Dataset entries
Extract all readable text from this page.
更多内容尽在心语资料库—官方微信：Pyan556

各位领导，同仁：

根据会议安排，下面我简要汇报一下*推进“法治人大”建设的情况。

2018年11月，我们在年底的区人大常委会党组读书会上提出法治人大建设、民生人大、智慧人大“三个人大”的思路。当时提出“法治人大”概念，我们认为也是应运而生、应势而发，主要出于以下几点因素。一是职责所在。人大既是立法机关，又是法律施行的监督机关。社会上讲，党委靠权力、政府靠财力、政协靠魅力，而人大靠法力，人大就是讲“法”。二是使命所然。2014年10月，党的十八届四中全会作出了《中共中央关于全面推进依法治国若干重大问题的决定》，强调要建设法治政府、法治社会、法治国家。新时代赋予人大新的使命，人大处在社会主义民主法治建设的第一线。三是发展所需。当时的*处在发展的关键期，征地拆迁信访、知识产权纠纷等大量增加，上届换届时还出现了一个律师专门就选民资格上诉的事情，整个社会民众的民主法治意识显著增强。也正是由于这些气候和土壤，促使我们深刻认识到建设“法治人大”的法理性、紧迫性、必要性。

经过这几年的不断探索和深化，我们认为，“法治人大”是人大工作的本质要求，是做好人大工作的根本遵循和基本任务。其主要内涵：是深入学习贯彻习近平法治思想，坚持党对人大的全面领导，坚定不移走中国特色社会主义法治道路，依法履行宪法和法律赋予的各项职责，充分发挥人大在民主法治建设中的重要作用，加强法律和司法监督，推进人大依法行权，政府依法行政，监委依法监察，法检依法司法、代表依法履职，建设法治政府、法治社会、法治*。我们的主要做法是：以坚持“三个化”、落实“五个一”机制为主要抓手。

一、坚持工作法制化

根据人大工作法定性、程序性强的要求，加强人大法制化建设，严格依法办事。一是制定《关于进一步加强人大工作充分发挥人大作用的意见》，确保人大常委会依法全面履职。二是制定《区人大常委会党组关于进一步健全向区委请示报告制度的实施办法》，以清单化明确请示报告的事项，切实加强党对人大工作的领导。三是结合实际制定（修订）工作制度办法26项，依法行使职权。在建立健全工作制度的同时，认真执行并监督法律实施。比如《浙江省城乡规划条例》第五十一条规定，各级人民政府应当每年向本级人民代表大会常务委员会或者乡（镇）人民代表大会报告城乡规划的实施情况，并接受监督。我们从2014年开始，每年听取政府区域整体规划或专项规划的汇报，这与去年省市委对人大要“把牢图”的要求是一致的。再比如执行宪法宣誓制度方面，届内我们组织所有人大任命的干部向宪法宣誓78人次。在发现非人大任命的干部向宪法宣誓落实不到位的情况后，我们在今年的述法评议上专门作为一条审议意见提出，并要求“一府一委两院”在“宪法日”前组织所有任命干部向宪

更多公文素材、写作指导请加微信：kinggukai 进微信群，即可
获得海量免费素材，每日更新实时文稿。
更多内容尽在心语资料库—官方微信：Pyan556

▸ **SET PROBLEM**
From the listing above, pick out every line containing "法治社会".

▸ **THE RESULT**
2018年11月，我们在年底的区人大常委会党组读书会上提出法治人大建设、民生人大、智慧人大“三个人大”的思路。当时提出“法治人大”概念，我们认为也是应运而生、应势而发，主要出于以下几点因素。一是职责所在。人大既是立法机关，又是法律施行的监督机关。社会上讲，党委靠权力、政府靠财力、政协靠魅力，而人大靠法力，人大就是讲“法”。二是使命所然。2014年10月，党的十八届四中全会作出了《中共中央关于全面推进依法治国若干重大问题的决定》，强调要建设法治政府、法治社会、法治国家。新时代赋予人大新的使命，人大处在社会主义民主法治建设的第一线。三是发展所需。当时的*处在发展的关键期，征地拆迁信访、知识产权纠纷等大量增加，上届换届时还出现了一个律师专门就选民资格上诉的事情，整个社会民众的民主法治意识显著增强。也正是由于这些气候和土壤，促使我们深刻认识到建设“法治人大”的法理性、紧迫性、必要性。
经过这几年的不断探索和深化，我们认为，“法治人大”是人大工作的本质要求，是做好人大工作的根本遵循和基本任务。其主要内涵：是深入学习贯彻习近平法治思想，坚持党对人大的全面领导，坚定不移走中国特色社会主义法治道路，依法履行宪法和法律赋予的各项职责，充分发挥人大在民主法治建设中的重要作用，加强法律和司法监督，推进人大依法行权，政府依法行政，监委依法监察，法检依法司法、代表依法履职，建设法治政府、法治社会、法治*。我们的主要做法是：以坚持“三个化”、落实“五个一”机制为主要抓手。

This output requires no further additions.